Recorded data
━━━━━━━━━━

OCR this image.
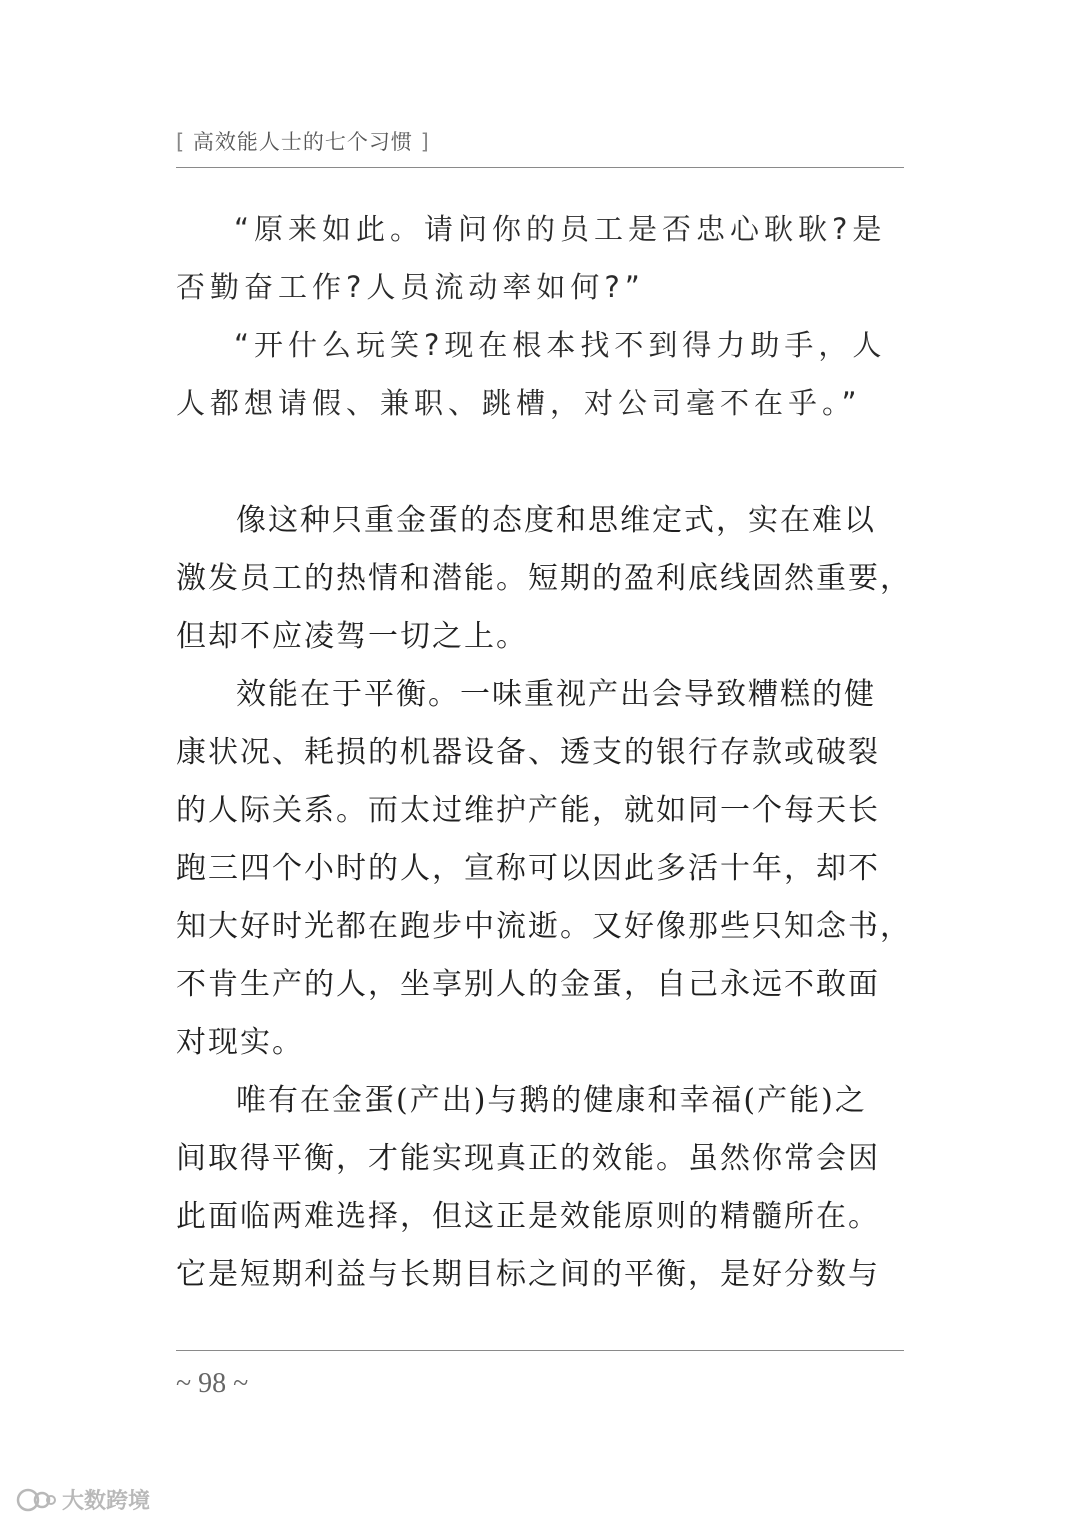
[ 高效能人士的七个习惯 ]

“原来如此。请问你的员工是否忠心耿耿?是
否勤奋工作?人员流动率如何?”

“开什么玩笑?现在根本找不到得力助手，人
人都想请假、兼职、跳槽，对公司毫不在乎。”

像这种只重金蛋的态度和思维定式，实在难以
激发员工的热情和潜能。短期的盈利底线固然重要，
但却不应凌驾一切之上。

效能在于平衡。一味重视产出会导致糟糕的健
康状况、耗损的机器设备、透支的银行存款或破裂
的人际关系。而太过维护产能，就如同一个每天长
跑三四个小时的人，宣称可以因此多活十年，却不
知大好时光都在跑步中流逝。又好像那些只知念书，
不肯生产的人，坐享别人的金蛋，自己永远不敢面
对现实。

唯有在金蛋(产出)与鹅的健康和幸福(产能)之
间取得平衡，才能实现真正的效能。虽然你常会因
此面临两难选择，但这正是效能原则的精髓所在。
它是短期利益与长期目标之间的平衡，是好分数与

~ 98 ~
大数跨境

━━━━━━━━━━

What needs to be done:
Leave out the pictures and print each record exactly as it stands.

Solution for this problem:
OCR this image.
[ 高效能人士的七个习惯 ]

“原来如此。请问你的员工是否忠心耿耿?是
否勤奋工作?人员流动率如何?”

“开什么玩笑?现在根本找不到得力助手，人
人都想请假、兼职、跳槽，对公司毫不在乎。”

像这种只重金蛋的态度和思维定式，实在难以
激发员工的热情和潜能。短期的盈利底线固然重要，
但却不应凌驾一切之上。

效能在于平衡。一味重视产出会导致糟糕的健
康状况、耗损的机器设备、透支的银行存款或破裂
的人际关系。而太过维护产能，就如同一个每天长
跑三四个小时的人，宣称可以因此多活十年，却不
知大好时光都在跑步中流逝。又好像那些只知念书，
不肯生产的人，坐享别人的金蛋，自己永远不敢面
对现实。

唯有在金蛋(产出)与鹅的健康和幸福(产能)之
间取得平衡，才能实现真正的效能。虽然你常会因
此面临两难选择，但这正是效能原则的精髓所在。
它是短期利益与长期目标之间的平衡，是好分数与

~ 98 ~
大数跨境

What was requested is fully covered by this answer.